» DESCRIPTION OF THE TASK
Determine how many lines of the entries contain "Religion". Reply with that number alone.

(Stored records)
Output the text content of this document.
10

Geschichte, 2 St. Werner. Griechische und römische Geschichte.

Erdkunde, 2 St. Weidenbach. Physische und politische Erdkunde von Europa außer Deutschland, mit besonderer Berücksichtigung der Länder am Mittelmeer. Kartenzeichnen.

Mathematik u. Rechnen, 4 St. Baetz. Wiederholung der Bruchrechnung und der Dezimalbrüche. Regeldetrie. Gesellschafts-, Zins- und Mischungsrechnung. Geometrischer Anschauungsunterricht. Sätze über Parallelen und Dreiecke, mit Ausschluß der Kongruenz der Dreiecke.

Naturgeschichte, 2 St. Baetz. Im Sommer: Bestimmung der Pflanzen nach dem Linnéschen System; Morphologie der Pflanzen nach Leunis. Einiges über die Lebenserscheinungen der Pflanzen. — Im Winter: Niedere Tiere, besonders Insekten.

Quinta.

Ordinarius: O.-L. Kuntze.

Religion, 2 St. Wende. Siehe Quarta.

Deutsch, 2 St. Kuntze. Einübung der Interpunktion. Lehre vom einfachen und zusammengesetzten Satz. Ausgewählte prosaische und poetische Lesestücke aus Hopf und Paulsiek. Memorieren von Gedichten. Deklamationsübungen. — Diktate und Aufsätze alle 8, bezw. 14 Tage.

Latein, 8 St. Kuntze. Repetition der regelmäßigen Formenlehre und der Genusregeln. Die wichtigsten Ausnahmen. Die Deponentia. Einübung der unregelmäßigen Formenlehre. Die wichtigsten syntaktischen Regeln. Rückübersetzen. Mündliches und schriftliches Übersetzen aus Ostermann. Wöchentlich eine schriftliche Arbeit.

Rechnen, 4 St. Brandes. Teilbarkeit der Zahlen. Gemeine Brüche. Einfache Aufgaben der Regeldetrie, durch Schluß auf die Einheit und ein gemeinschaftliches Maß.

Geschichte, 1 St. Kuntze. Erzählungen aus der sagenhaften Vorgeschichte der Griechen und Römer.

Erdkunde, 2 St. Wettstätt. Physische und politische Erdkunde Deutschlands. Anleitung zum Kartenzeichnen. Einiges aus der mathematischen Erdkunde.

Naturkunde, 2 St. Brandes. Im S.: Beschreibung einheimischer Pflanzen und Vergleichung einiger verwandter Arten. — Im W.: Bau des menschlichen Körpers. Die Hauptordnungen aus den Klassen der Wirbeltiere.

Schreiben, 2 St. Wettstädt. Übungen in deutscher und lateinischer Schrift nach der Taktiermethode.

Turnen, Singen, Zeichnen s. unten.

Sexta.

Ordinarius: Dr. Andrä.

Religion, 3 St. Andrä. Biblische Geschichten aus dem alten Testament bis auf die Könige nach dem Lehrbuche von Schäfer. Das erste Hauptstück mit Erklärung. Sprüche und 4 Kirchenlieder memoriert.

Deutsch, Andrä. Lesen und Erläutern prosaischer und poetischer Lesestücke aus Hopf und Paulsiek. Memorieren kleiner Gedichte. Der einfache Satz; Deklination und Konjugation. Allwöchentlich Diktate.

» SOLUTION FOR THIS TASK
2